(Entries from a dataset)

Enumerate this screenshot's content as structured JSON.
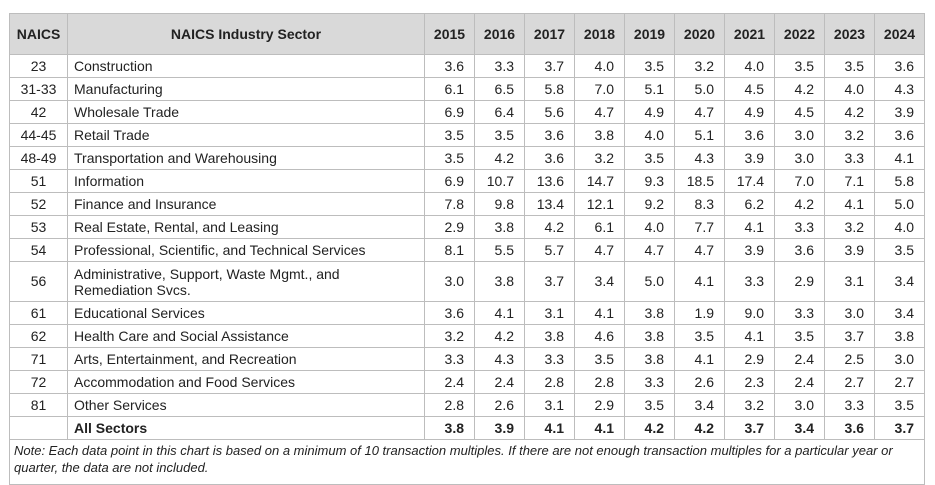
{
  "chart_data": {
    "type": "table",
    "columns": {
      "code": "NAICS",
      "sector": "NAICS Industry Sector",
      "years": [
        "2015",
        "2016",
        "2017",
        "2018",
        "2019",
        "2020",
        "2021",
        "2022",
        "2023",
        "2024"
      ]
    },
    "rows": [
      {
        "code": "23",
        "sector": "Construction",
        "values": [
          "3.6",
          "3.3",
          "3.7",
          "4.0",
          "3.5",
          "3.2",
          "4.0",
          "3.5",
          "3.5",
          "3.6"
        ]
      },
      {
        "code": "31-33",
        "sector": "Manufacturing",
        "values": [
          "6.1",
          "6.5",
          "5.8",
          "7.0",
          "5.1",
          "5.0",
          "4.5",
          "4.2",
          "4.0",
          "4.3"
        ]
      },
      {
        "code": "42",
        "sector": "Wholesale Trade",
        "values": [
          "6.9",
          "6.4",
          "5.6",
          "4.7",
          "4.9",
          "4.7",
          "4.9",
          "4.5",
          "4.2",
          "3.9"
        ]
      },
      {
        "code": "44-45",
        "sector": "Retail Trade",
        "values": [
          "3.5",
          "3.5",
          "3.6",
          "3.8",
          "4.0",
          "5.1",
          "3.6",
          "3.0",
          "3.2",
          "3.6"
        ]
      },
      {
        "code": "48-49",
        "sector": "Transportation and Warehousing",
        "values": [
          "3.5",
          "4.2",
          "3.6",
          "3.2",
          "3.5",
          "4.3",
          "3.9",
          "3.0",
          "3.3",
          "4.1"
        ]
      },
      {
        "code": "51",
        "sector": "Information",
        "values": [
          "6.9",
          "10.7",
          "13.6",
          "14.7",
          "9.3",
          "18.5",
          "17.4",
          "7.0",
          "7.1",
          "5.8"
        ]
      },
      {
        "code": "52",
        "sector": "Finance and Insurance",
        "values": [
          "7.8",
          "9.8",
          "13.4",
          "12.1",
          "9.2",
          "8.3",
          "6.2",
          "4.2",
          "4.1",
          "5.0"
        ]
      },
      {
        "code": "53",
        "sector": "Real Estate, Rental, and Leasing",
        "values": [
          "2.9",
          "3.8",
          "4.2",
          "6.1",
          "4.0",
          "7.7",
          "4.1",
          "3.3",
          "3.2",
          "4.0"
        ]
      },
      {
        "code": "54",
        "sector": "Professional, Scientific, and Technical Services",
        "values": [
          "8.1",
          "5.5",
          "5.7",
          "4.7",
          "4.7",
          "4.7",
          "3.9",
          "3.6",
          "3.9",
          "3.5"
        ]
      },
      {
        "code": "56",
        "sector": "Administrative, Support, Waste Mgmt., and Remediation Svcs.",
        "values": [
          "3.0",
          "3.8",
          "3.7",
          "3.4",
          "5.0",
          "4.1",
          "3.3",
          "2.9",
          "3.1",
          "3.4"
        ],
        "tall": true
      },
      {
        "code": "61",
        "sector": "Educational Services",
        "values": [
          "3.6",
          "4.1",
          "3.1",
          "4.1",
          "3.8",
          "1.9",
          "9.0",
          "3.3",
          "3.0",
          "3.4"
        ]
      },
      {
        "code": "62",
        "sector": "Health Care and Social Assistance",
        "values": [
          "3.2",
          "4.2",
          "3.8",
          "4.6",
          "3.8",
          "3.5",
          "4.1",
          "3.5",
          "3.7",
          "3.8"
        ]
      },
      {
        "code": "71",
        "sector": "Arts, Entertainment, and Recreation",
        "values": [
          "3.3",
          "4.3",
          "3.3",
          "3.5",
          "3.8",
          "4.1",
          "2.9",
          "2.4",
          "2.5",
          "3.0"
        ]
      },
      {
        "code": "72",
        "sector": "Accommodation and Food Services",
        "values": [
          "2.4",
          "2.4",
          "2.8",
          "2.8",
          "3.3",
          "2.6",
          "2.3",
          "2.4",
          "2.7",
          "2.7"
        ]
      },
      {
        "code": "81",
        "sector": "Other Services",
        "values": [
          "2.8",
          "2.6",
          "3.1",
          "2.9",
          "3.5",
          "3.4",
          "3.2",
          "3.0",
          "3.3",
          "3.5"
        ]
      }
    ],
    "total": {
      "code": "",
      "sector": "All Sectors",
      "values": [
        "3.8",
        "3.9",
        "4.1",
        "4.1",
        "4.2",
        "4.2",
        "3.7",
        "3.4",
        "3.6",
        "3.7"
      ]
    },
    "note": "Note: Each data point in this chart is based on a minimum of 10 transaction multiples. If there are not enough transaction multiples for a particular year or quarter, the data are not included.",
    "colors": {
      "header_bg": "#d9d9d9",
      "border": "#bdbdbd"
    }
  }
}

**The request**
Copy every single line of the material above that holds "this".

**Solution to the exercise**
Enumerate this screenshot's content as structured JSON.
    "note": "Note: Each data point in this chart is based on a minimum of 10 transaction multiples. If there are not enough transaction multiples for a particular year or quarter, the data are not included.",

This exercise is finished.